- _TASK DIRECTIONS_
Your task is to repeat the entries below exactly and to leave their images out.

━━━━━━━━━━

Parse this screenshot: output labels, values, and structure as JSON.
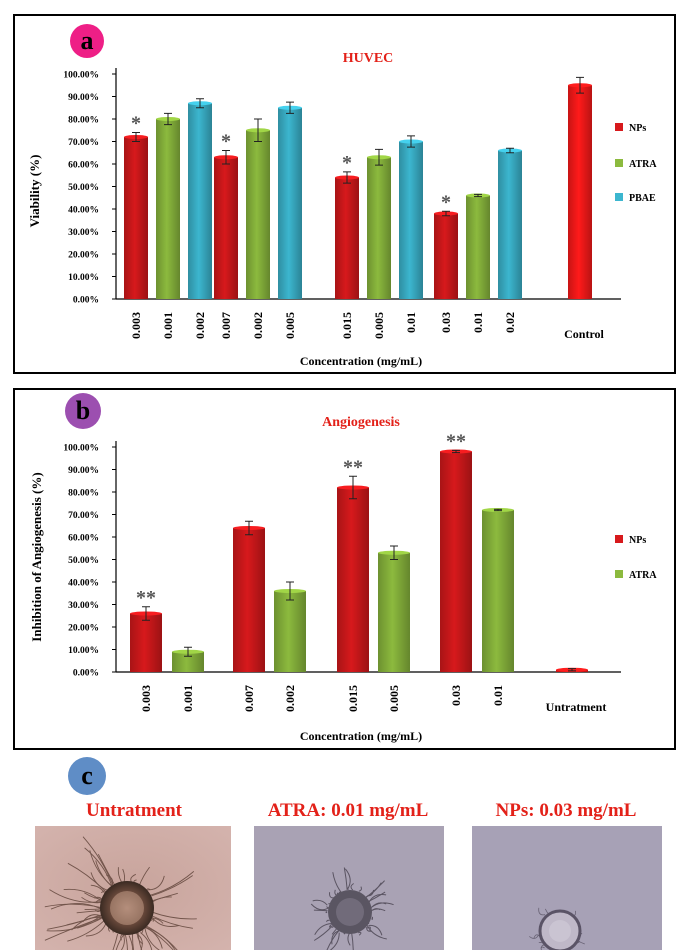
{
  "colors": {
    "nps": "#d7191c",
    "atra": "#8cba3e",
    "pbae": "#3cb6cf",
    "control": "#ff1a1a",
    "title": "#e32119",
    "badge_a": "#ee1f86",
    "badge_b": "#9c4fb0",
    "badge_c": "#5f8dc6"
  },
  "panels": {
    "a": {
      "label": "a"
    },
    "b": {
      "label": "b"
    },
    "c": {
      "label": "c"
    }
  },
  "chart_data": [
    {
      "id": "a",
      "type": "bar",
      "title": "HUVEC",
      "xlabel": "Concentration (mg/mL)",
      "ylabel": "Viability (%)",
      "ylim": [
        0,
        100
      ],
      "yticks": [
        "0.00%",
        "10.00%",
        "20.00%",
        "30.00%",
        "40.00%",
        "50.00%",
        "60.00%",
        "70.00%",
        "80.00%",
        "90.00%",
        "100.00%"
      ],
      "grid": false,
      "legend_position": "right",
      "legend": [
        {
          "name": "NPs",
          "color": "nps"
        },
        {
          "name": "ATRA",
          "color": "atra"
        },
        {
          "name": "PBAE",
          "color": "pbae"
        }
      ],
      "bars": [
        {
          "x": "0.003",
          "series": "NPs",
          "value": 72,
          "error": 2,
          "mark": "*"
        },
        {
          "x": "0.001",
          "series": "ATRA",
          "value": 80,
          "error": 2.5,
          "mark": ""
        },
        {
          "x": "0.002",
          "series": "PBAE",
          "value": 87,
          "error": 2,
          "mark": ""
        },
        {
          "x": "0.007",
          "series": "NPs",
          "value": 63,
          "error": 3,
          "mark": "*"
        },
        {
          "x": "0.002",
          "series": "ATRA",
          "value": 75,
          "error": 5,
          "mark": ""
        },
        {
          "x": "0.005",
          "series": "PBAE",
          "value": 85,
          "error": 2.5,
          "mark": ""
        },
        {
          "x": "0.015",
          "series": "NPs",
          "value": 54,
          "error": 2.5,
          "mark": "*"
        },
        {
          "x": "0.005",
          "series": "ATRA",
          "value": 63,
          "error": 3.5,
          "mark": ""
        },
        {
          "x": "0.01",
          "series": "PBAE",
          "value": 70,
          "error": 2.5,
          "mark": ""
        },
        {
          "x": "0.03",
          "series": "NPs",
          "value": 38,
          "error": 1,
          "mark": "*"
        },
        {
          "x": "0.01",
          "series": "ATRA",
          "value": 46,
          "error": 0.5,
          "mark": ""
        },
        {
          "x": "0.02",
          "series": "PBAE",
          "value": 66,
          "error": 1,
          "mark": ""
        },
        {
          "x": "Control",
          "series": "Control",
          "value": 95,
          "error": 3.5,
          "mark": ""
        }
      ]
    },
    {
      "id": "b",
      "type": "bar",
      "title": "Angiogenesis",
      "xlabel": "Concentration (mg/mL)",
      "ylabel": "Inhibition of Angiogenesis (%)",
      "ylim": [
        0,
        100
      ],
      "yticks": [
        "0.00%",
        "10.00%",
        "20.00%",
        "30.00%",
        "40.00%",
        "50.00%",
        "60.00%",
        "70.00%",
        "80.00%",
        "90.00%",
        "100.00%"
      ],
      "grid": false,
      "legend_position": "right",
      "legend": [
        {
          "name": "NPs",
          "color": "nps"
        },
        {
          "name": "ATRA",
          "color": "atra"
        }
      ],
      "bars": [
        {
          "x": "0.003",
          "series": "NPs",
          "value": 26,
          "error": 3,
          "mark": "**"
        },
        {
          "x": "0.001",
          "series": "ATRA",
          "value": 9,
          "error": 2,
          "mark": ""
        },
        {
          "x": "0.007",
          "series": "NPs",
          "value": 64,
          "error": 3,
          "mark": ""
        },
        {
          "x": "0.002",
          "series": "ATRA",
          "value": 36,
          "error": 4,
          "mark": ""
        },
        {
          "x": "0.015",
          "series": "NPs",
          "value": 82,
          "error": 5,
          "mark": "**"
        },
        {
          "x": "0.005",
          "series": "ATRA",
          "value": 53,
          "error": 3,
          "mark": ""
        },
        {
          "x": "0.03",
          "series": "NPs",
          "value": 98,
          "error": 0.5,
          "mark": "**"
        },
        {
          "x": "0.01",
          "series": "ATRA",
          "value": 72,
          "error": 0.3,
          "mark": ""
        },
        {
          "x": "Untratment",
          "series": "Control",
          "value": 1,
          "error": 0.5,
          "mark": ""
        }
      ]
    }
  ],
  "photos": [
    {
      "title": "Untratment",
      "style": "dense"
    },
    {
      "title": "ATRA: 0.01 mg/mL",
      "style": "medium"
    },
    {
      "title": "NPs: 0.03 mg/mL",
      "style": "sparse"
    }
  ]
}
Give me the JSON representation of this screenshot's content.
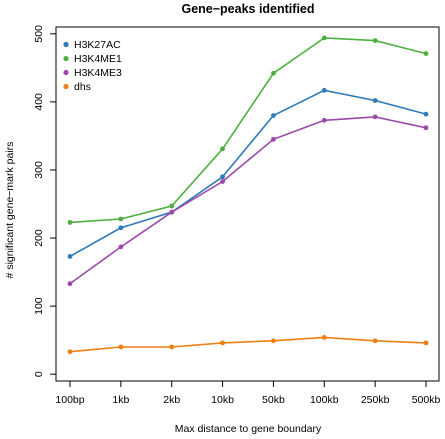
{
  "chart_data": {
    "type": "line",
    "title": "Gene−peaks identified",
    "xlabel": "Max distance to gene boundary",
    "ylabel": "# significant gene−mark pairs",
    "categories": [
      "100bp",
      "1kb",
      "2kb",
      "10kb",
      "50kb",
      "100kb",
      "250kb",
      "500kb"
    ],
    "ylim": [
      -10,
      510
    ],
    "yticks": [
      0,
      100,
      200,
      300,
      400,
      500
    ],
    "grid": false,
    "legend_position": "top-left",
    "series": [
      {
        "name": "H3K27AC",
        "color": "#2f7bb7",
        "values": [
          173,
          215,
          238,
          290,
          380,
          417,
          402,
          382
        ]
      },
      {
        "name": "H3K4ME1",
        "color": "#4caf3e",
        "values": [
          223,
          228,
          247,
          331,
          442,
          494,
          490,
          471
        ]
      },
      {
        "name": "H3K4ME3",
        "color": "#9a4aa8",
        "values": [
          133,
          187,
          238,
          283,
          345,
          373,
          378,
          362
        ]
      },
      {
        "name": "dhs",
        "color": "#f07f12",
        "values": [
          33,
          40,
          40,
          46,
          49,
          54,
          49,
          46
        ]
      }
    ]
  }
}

━━━━━━━━━━

- _WRITTEN ANSWER_
Parse this screenshot: output labels, values, and structure as JSON.
{
  "colors": {
    "nps": "#d7191c",
    "atra": "#8cba3e",
    "pbae": "#3cb6cf",
    "control": "#ff1a1a",
    "title": "#e32119",
    "badge_a": "#ee1f86",
    "badge_b": "#9c4fb0",
    "badge_c": "#5f8dc6"
  },
  "panels": {
    "a": {
      "label": "a"
    },
    "b": {
      "label": "b"
    },
    "c": {
      "label": "c"
    }
  },
  "chart_data": [
    {
      "id": "a",
      "type": "bar",
      "title": "HUVEC",
      "xlabel": "Concentration (mg/mL)",
      "ylabel": "Viability (%)",
      "ylim": [
        0,
        100
      ],
      "yticks": [
        "0.00%",
        "10.00%",
        "20.00%",
        "30.00%",
        "40.00%",
        "50.00%",
        "60.00%",
        "70.00%",
        "80.00%",
        "90.00%",
        "100.00%"
      ],
      "grid": false,
      "legend_position": "right",
      "legend": [
        {
          "name": "NPs",
          "color": "nps"
        },
        {
          "name": "ATRA",
          "color": "atra"
        },
        {
          "name": "PBAE",
          "color": "pbae"
        }
      ],
      "bars": [
        {
          "x": "0.003",
          "series": "NPs",
          "value": 72,
          "error": 2,
          "mark": "*"
        },
        {
          "x": "0.001",
          "series": "ATRA",
          "value": 80,
          "error": 2.5,
          "mark": ""
        },
        {
          "x": "0.002",
          "series": "PBAE",
          "value": 87,
          "error": 2,
          "mark": ""
        },
        {
          "x": "0.007",
          "series": "NPs",
          "value": 63,
          "error": 3,
          "mark": "*"
        },
        {
          "x": "0.002",
          "series": "ATRA",
          "value": 75,
          "error": 5,
          "mark": ""
        },
        {
          "x": "0.005",
          "series": "PBAE",
          "value": 85,
          "error": 2.5,
          "mark": ""
        },
        {
          "x": "0.015",
          "series": "NPs",
          "value": 54,
          "error": 2.5,
          "mark": "*"
        },
        {
          "x": "0.005",
          "series": "ATRA",
          "value": 63,
          "error": 3.5,
          "mark": ""
        },
        {
          "x": "0.01",
          "series": "PBAE",
          "value": 70,
          "error": 2.5,
          "mark": ""
        },
        {
          "x": "0.03",
          "series": "NPs",
          "value": 38,
          "error": 1,
          "mark": "*"
        },
        {
          "x": "0.01",
          "series": "ATRA",
          "value": 46,
          "error": 0.5,
          "mark": ""
        },
        {
          "x": "0.02",
          "series": "PBAE",
          "value": 66,
          "error": 1,
          "mark": ""
        },
        {
          "x": "Control",
          "series": "Control",
          "value": 95,
          "error": 3.5,
          "mark": ""
        }
      ]
    },
    {
      "id": "b",
      "type": "bar",
      "title": "Angiogenesis",
      "xlabel": "Concentration (mg/mL)",
      "ylabel": "Inhibition of Angiogenesis (%)",
      "ylim": [
        0,
        100
      ],
      "yticks": [
        "0.00%",
        "10.00%",
        "20.00%",
        "30.00%",
        "40.00%",
        "50.00%",
        "60.00%",
        "70.00%",
        "80.00%",
        "90.00%",
        "100.00%"
      ],
      "grid": false,
      "legend_position": "right",
      "legend": [
        {
          "name": "NPs",
          "color": "nps"
        },
        {
          "name": "ATRA",
          "color": "atra"
        }
      ],
      "bars": [
        {
          "x": "0.003",
          "series": "NPs",
          "value": 26,
          "error": 3,
          "mark": "**"
        },
        {
          "x": "0.001",
          "series": "ATRA",
          "value": 9,
          "error": 2,
          "mark": ""
        },
        {
          "x": "0.007",
          "series": "NPs",
          "value": 64,
          "error": 3,
          "mark": ""
        },
        {
          "x": "0.002",
          "series": "ATRA",
          "value": 36,
          "error": 4,
          "mark": ""
        },
        {
          "x": "0.015",
          "series": "NPs",
          "value": 82,
          "error": 5,
          "mark": "**"
        },
        {
          "x": "0.005",
          "series": "ATRA",
          "value": 53,
          "error": 3,
          "mark": ""
        },
        {
          "x": "0.03",
          "series": "NPs",
          "value": 98,
          "error": 0.5,
          "mark": "**"
        },
        {
          "x": "0.01",
          "series": "ATRA",
          "value": 72,
          "error": 0.3,
          "mark": ""
        },
        {
          "x": "Untratment",
          "series": "Control",
          "value": 1,
          "error": 0.5,
          "mark": ""
        }
      ]
    }
  ],
  "photos": [
    {
      "title": "Untratment",
      "style": "dense"
    },
    {
      "title": "ATRA: 0.01 mg/mL",
      "style": "medium"
    },
    {
      "title": "NPs: 0.03 mg/mL",
      "style": "sparse"
    }
  ]
}
Give me the JSON representation of this screenshot's content.
{
  "chart_data": {
    "type": "line",
    "title": "Gene−peaks identified",
    "xlabel": "Max distance to gene boundary",
    "ylabel": "# significant gene−mark pairs",
    "categories": [
      "100bp",
      "1kb",
      "2kb",
      "10kb",
      "50kb",
      "100kb",
      "250kb",
      "500kb"
    ],
    "ylim": [
      -10,
      510
    ],
    "yticks": [
      0,
      100,
      200,
      300,
      400,
      500
    ],
    "grid": false,
    "legend_position": "top-left",
    "series": [
      {
        "name": "H3K27AC",
        "color": "#2f7bb7",
        "values": [
          173,
          215,
          238,
          290,
          380,
          417,
          402,
          382
        ]
      },
      {
        "name": "H3K4ME1",
        "color": "#4caf3e",
        "values": [
          223,
          228,
          247,
          331,
          442,
          494,
          490,
          471
        ]
      },
      {
        "name": "H3K4ME3",
        "color": "#9a4aa8",
        "values": [
          133,
          187,
          238,
          283,
          345,
          373,
          378,
          362
        ]
      },
      {
        "name": "dhs",
        "color": "#f07f12",
        "values": [
          33,
          40,
          40,
          46,
          49,
          54,
          49,
          46
        ]
      }
    ]
  }
}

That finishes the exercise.